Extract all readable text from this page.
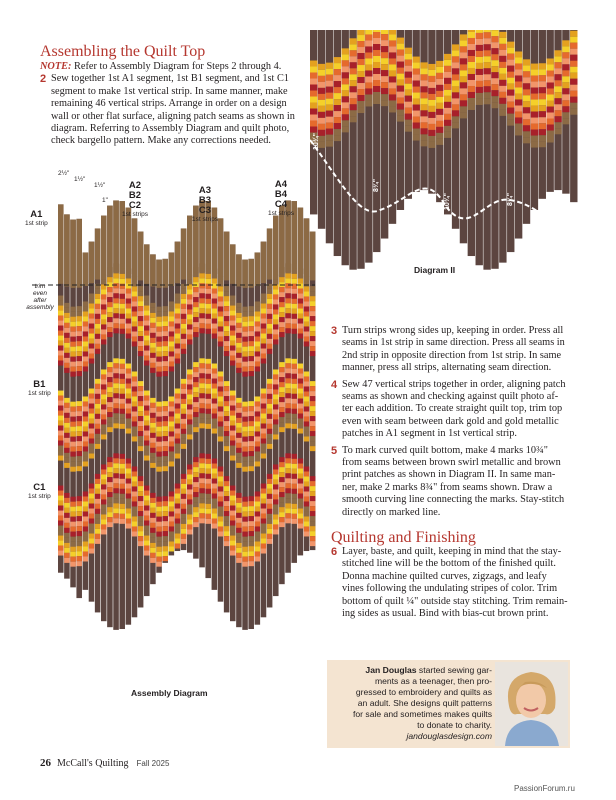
Assembling the Quilt Top
NOTE: Refer to Assembly Diagram for Steps 2 through 4.
2 Sew together 1st A1 segment, 1st B1 segment, and 1st C1
segment to make 1st vertical strip. In same manner, make
remaining 46 vertical strips. Arrange in order on a design
wall or other flat surface, aligning patch seams as shown in
diagram. Referring to Assembly Diagram and quilt photo,
check bargello pattern. Make any corrections needed.
2½"
1½"
1½"
1"
A1
1st strip
trim
even
after
assembly
B1
1st strip
C1
1st strip
A2
B2
C2
1st strips
A3
B3
C3
1st strips
A4
B4
C4
1st strips
Assembly Diagram
10¾"
8¾"
10¾"	8¾"
10¾"
Diagram II
3 Turn strips wrong sides up, keeping in order. Press all
seams in 1st strip in same direction. Press all seams in
2nd strip in opposite direction from 1st strip. In same
manner, press all strips, alternating seam direction.
4 Sew 47 vertical strips together in order, aligning patch
seams as shown and checking against quilt photo af-
ter each addition. To create straight quilt top, trim top
even with seam between dark gold and gold metallic
patches in A1 segment in 1st vertical strip.
5 To mark curved quilt bottom, make 4 marks 10¾"
from seams between brown swirl metallic and brown
print patches as shown in Diagram II. In same man-
ner, make 2 marks 8¾" from seams shown. Draw a
smooth curving line connecting the marks. Stay-stitch
directly on marked line.
Quilting and Finishing
6 Layer, baste, and quilt, keeping in mind that the stay-
stitched line will be the bottom of the finished quilt.
Donna machine quilted curves, zigzags, and leafy
vines following the undulating stripes of color. Trim
bottom of quilt ¼" outside stay stitching. Trim remain-
ing sides as usual. Bind with bias-cut brown print.
Jan Douglas started sewing gar-
ments as a teenager, then pro-
gressed to embroidery and quilts as
an adult. She designs quilt patterns
for sale and sometimes makes quilts
to donate to charity.
jandouglasdesign.com
26 McCall's Quilting Fall 2025
PassionForum.ru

________________

## WHAT THIS TASK INVOLVES:
Using the records above, pull out each line where the word "photo" occurs.

## RESPONSE TO THIS EXERCISE:
diagram. Referring to Assembly Diagram and quilt photo,
seams as shown and checking against quilt photo af-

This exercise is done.